● WHAT THE TASK REQUIRES: Go through the records and extract every line with the word "prices".
|---|
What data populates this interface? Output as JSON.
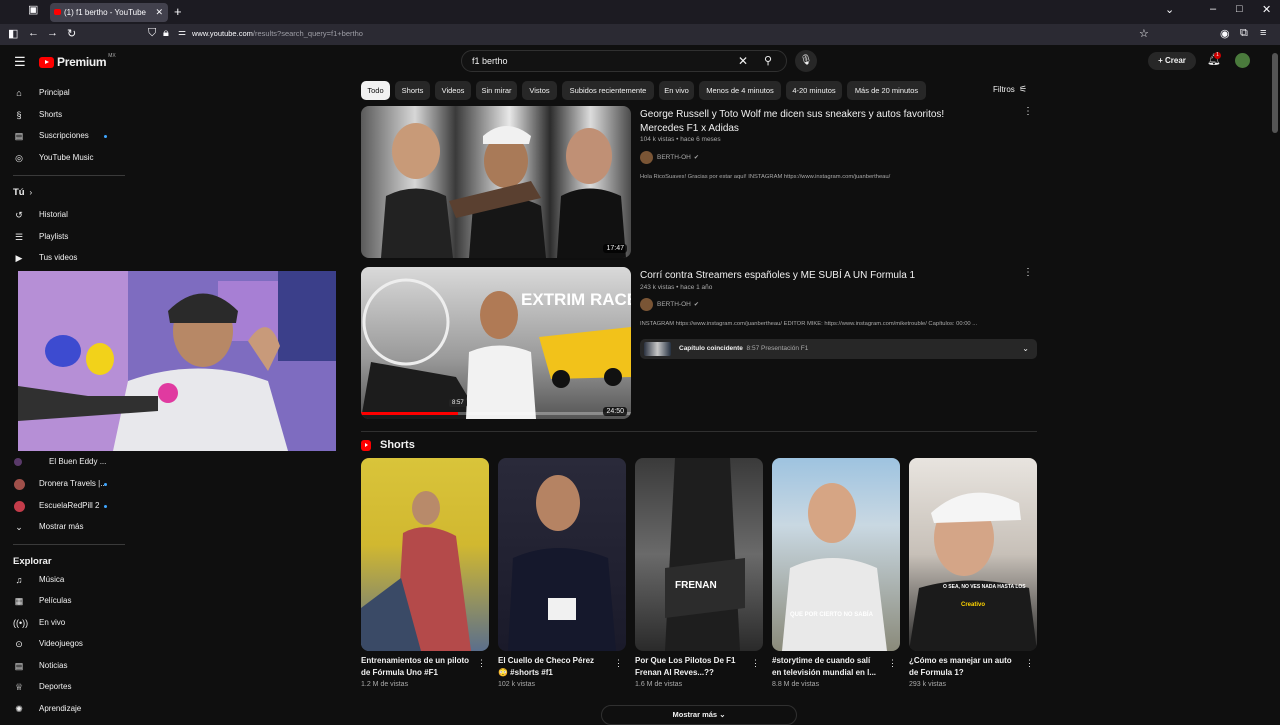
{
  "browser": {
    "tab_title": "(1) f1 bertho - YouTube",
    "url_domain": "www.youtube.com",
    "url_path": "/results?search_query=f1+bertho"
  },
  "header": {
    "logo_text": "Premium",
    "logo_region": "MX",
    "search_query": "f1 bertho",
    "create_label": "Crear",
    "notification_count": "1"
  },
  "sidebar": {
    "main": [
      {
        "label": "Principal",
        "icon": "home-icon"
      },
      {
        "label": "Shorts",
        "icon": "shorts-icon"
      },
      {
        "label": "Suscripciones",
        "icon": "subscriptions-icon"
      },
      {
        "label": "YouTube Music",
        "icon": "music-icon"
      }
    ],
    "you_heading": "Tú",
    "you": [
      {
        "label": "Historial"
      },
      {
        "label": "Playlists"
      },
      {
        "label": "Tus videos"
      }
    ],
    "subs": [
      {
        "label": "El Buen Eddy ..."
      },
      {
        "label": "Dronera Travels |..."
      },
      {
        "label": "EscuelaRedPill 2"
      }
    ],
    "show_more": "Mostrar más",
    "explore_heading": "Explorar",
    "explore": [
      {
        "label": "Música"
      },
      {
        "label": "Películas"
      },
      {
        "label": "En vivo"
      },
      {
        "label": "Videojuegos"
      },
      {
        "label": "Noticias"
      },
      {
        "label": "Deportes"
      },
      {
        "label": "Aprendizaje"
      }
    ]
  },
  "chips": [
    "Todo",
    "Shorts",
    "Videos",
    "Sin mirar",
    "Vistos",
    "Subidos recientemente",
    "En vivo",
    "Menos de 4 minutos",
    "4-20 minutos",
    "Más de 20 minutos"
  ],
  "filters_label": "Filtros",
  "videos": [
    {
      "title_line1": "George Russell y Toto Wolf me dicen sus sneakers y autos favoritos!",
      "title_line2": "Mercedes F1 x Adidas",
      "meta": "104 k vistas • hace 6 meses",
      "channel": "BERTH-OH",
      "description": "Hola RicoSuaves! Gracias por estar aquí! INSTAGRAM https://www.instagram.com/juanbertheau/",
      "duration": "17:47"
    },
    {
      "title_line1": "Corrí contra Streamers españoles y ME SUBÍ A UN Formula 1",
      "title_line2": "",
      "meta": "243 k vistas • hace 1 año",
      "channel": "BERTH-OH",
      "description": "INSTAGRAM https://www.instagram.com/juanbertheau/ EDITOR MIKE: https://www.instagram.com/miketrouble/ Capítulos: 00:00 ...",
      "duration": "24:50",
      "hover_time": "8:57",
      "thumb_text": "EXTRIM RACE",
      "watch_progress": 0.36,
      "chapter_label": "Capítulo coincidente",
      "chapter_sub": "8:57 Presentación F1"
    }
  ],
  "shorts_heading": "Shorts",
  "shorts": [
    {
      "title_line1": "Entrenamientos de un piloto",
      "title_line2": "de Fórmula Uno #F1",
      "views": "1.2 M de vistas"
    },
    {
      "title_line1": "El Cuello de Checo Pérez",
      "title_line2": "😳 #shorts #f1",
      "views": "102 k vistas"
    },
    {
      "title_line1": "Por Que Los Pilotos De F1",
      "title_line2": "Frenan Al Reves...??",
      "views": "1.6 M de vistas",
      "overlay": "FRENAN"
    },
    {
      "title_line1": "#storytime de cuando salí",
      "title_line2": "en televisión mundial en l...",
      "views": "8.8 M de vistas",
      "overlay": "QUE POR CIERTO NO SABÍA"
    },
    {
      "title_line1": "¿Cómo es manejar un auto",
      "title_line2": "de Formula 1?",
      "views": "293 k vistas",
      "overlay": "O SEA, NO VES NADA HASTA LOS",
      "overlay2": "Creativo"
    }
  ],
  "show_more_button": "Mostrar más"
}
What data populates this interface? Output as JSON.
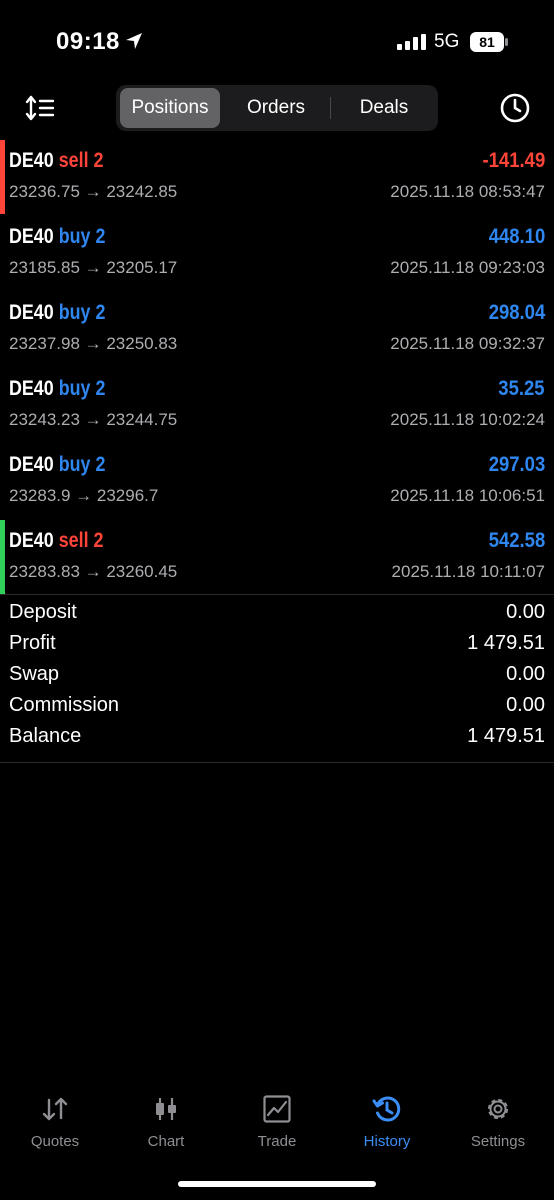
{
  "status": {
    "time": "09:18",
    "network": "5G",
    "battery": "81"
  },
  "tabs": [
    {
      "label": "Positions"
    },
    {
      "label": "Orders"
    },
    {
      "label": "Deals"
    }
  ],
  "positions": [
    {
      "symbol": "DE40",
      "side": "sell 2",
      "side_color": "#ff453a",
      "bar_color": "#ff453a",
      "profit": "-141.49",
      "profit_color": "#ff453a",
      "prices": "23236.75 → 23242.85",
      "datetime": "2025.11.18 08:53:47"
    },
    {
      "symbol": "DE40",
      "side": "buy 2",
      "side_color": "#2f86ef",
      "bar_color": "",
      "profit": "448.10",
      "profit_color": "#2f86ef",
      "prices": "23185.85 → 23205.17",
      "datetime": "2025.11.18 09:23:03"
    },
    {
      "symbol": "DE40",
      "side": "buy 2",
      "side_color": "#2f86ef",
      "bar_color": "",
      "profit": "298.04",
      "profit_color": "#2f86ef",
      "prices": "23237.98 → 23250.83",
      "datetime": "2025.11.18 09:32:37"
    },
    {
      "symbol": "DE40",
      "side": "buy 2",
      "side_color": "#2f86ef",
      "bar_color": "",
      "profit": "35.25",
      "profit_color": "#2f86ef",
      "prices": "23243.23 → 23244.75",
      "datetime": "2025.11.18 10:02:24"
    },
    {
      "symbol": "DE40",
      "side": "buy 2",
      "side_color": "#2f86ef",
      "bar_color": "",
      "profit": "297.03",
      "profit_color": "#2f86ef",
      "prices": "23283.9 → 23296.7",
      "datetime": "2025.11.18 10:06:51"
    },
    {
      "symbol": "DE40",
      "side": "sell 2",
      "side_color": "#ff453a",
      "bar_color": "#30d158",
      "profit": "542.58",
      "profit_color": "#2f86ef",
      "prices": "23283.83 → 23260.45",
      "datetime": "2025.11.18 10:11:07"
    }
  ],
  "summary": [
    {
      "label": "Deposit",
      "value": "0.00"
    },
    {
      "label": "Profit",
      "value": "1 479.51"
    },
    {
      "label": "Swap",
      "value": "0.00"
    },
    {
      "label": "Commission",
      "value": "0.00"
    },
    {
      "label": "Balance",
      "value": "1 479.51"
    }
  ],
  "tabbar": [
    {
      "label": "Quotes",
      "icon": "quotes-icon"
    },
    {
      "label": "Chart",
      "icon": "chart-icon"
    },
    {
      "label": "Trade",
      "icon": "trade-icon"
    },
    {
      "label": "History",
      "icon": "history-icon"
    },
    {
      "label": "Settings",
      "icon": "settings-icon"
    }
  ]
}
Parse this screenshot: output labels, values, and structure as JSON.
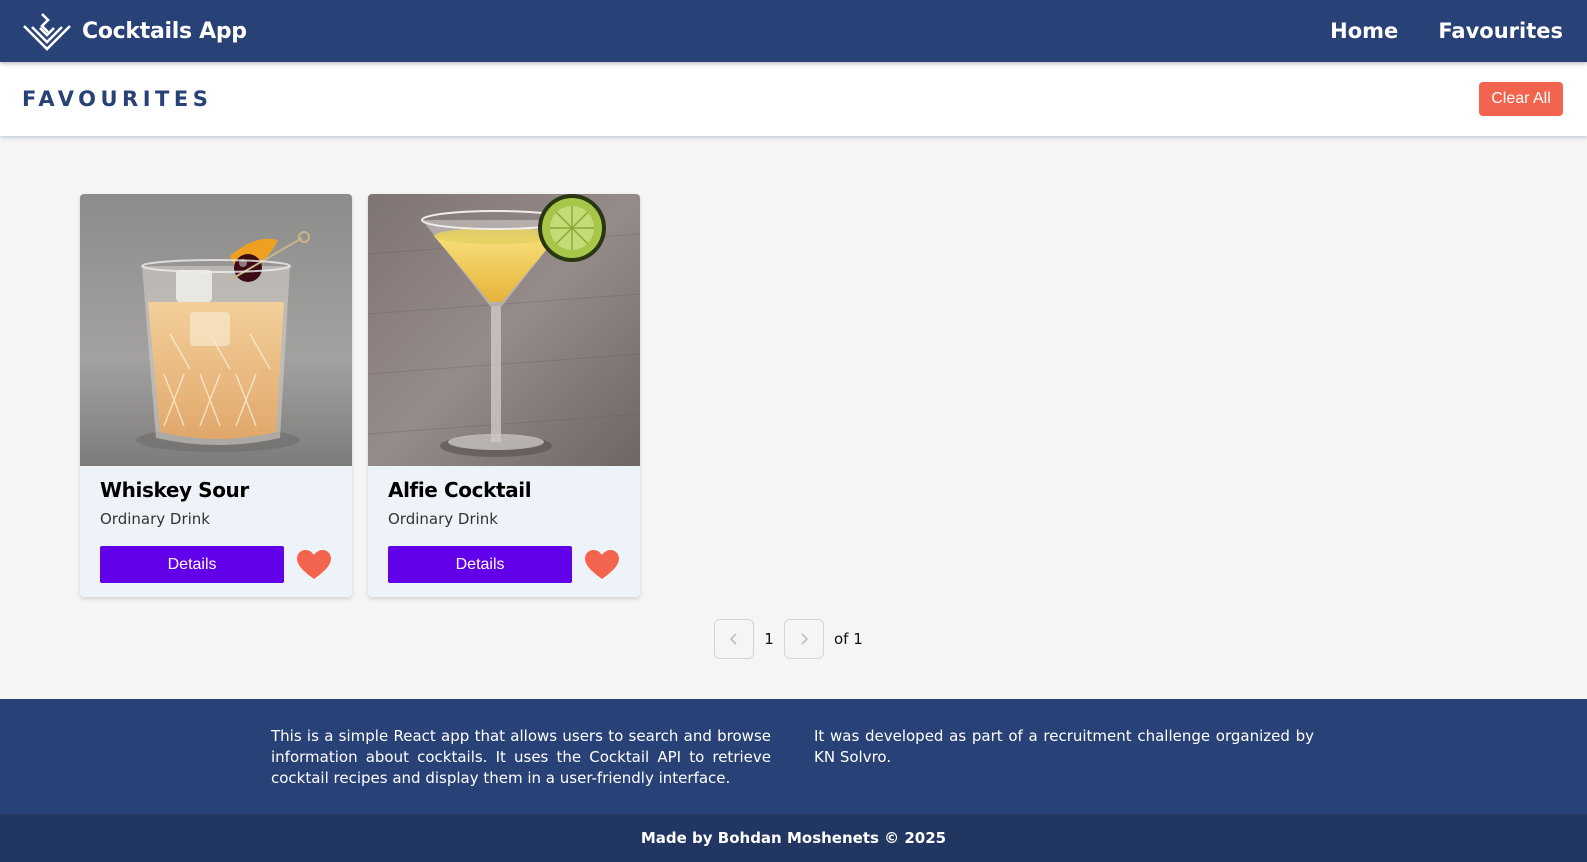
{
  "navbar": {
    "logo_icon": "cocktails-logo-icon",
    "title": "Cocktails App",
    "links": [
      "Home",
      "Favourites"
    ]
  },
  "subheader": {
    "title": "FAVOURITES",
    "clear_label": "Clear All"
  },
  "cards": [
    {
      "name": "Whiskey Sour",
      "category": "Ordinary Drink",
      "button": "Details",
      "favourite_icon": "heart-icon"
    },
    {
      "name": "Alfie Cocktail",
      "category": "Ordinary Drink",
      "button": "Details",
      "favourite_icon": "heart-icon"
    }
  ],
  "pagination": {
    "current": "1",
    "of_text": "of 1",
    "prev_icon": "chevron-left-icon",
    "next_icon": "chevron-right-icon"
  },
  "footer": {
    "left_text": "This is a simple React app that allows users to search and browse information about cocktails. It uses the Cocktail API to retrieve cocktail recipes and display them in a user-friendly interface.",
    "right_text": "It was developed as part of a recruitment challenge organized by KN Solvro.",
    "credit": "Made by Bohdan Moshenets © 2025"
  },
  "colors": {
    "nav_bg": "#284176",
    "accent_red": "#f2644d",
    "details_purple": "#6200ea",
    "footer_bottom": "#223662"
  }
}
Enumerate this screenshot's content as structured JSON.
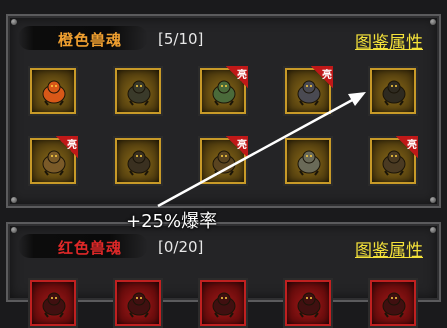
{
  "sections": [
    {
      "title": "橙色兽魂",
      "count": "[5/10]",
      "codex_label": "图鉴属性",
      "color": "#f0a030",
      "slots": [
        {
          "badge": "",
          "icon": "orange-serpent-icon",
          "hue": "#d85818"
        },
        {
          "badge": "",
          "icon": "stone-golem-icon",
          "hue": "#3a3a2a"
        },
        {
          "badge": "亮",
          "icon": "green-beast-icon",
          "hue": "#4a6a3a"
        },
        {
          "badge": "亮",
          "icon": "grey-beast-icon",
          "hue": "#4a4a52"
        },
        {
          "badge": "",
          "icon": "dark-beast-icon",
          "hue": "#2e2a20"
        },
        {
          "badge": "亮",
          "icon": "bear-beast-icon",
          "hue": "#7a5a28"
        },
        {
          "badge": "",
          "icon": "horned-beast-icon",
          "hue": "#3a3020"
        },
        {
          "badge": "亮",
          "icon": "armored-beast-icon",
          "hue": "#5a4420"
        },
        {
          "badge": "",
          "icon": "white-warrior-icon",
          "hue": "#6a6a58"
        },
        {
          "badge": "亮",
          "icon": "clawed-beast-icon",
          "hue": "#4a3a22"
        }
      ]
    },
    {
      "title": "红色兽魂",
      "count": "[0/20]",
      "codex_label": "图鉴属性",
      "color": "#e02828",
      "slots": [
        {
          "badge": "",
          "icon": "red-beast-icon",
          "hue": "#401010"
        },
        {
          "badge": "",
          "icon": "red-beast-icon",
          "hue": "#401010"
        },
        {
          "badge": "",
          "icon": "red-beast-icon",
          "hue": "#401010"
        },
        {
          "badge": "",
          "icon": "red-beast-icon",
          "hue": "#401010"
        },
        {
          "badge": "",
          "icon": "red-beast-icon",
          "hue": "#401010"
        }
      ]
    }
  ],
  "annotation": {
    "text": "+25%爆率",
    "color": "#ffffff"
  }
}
|---|
● SOLUTION TO THE EXERCISE:
      "prices": "23236.75 → 23242.85",
      "prices": "23185.85 → 23205.17",
      "prices": "23237.98 → 23250.83",
      "prices": "23243.23 → 23244.75",
      "prices": "23283.9 → 23296.7",
      "prices": "23283.83 → 23260.45",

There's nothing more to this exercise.